| Exercise directions |
Repeat the whole of the data, keeping every detail the same.

Stored records
※ ※ ※
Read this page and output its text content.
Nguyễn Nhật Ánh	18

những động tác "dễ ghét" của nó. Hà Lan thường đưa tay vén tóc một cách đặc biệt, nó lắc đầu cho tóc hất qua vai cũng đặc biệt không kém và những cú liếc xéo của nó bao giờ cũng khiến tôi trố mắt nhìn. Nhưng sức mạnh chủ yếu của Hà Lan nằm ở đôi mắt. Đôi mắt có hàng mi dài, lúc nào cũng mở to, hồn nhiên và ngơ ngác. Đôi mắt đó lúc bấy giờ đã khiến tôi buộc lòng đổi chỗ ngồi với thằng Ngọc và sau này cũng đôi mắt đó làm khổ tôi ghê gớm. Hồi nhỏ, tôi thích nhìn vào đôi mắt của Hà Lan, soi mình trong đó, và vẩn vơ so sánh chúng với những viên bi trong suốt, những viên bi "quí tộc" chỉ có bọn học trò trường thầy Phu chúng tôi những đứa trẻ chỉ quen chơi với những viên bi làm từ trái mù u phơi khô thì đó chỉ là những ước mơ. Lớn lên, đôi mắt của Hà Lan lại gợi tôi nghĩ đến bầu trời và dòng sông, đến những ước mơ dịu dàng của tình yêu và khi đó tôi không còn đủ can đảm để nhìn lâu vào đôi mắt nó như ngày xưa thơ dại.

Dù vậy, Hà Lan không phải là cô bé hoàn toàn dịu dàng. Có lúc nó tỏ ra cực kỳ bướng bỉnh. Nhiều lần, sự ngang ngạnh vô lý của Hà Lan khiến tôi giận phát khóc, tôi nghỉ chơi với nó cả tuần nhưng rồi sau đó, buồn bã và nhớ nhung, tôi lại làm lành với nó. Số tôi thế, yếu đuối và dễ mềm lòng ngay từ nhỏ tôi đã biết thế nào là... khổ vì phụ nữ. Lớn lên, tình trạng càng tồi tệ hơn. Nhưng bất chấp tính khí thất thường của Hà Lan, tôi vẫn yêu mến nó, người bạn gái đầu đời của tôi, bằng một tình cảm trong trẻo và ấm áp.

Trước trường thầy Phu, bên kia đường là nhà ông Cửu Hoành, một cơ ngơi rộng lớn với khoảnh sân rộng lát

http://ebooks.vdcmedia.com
※ ※ ※
| Answer in full |
Read this page and output its text content.
Nguyễn Nhật Ánh	18

những động tác "dễ ghét" của nó. Hà Lan thường đưa tay vén tóc một cách đặc biệt, nó lắc đầu cho tóc hất qua vai cũng đặc biệt không kém và những cú liếc xéo của nó bao giờ cũng khiến tôi trố mắt nhìn. Nhưng sức mạnh chủ yếu của Hà Lan nằm ở đôi mắt. Đôi mắt có hàng mi dài, lúc nào cũng mở to, hồn nhiên và ngơ ngác. Đôi mắt đó lúc bấy giờ đã khiến tôi buộc lòng đổi chỗ ngồi với thằng Ngọc và sau này cũng đôi mắt đó làm khổ tôi ghê gớm. Hồi nhỏ, tôi thích nhìn vào đôi mắt của Hà Lan, soi mình trong đó, và vẩn vơ so sánh chúng với những viên bi trong suốt, những viên bi "quí tộc" chỉ có bọn học trò trường thầy Phu chúng tôi những đứa trẻ chỉ quen chơi với những viên bi làm từ trái mù u phơi khô thì đó chỉ là những ước mơ. Lớn lên, đôi mắt của Hà Lan lại gợi tôi nghĩ đến bầu trời và dòng sông, đến những ước mơ dịu dàng của tình yêu và khi đó tôi không còn đủ can đảm để nhìn lâu vào đôi mắt nó như ngày xưa thơ dại.

Dù vậy, Hà Lan không phải là cô bé hoàn toàn dịu dàng. Có lúc nó tỏ ra cực kỳ bướng bỉnh. Nhiều lần, sự ngang ngạnh vô lý của Hà Lan khiến tôi giận phát khóc, tôi nghỉ chơi với nó cả tuần nhưng rồi sau đó, buồn bã và nhớ nhung, tôi lại làm lành với nó. Số tôi thế, yếu đuối và dễ mềm lòng ngay từ nhỏ tôi đã biết thế nào là... khổ vì phụ nữ. Lớn lên, tình trạng càng tồi tệ hơn. Nhưng bất chấp tính khí thất thường của Hà Lan, tôi vẫn yêu mến nó, người bạn gái đầu đời của tôi, bằng một tình cảm trong trẻo và ấm áp.

Trước trường thầy Phu, bên kia đường là nhà ông Cửu Hoành, một cơ ngơi rộng lớn với khoảnh sân rộng lát

http://ebooks.vdcmedia.com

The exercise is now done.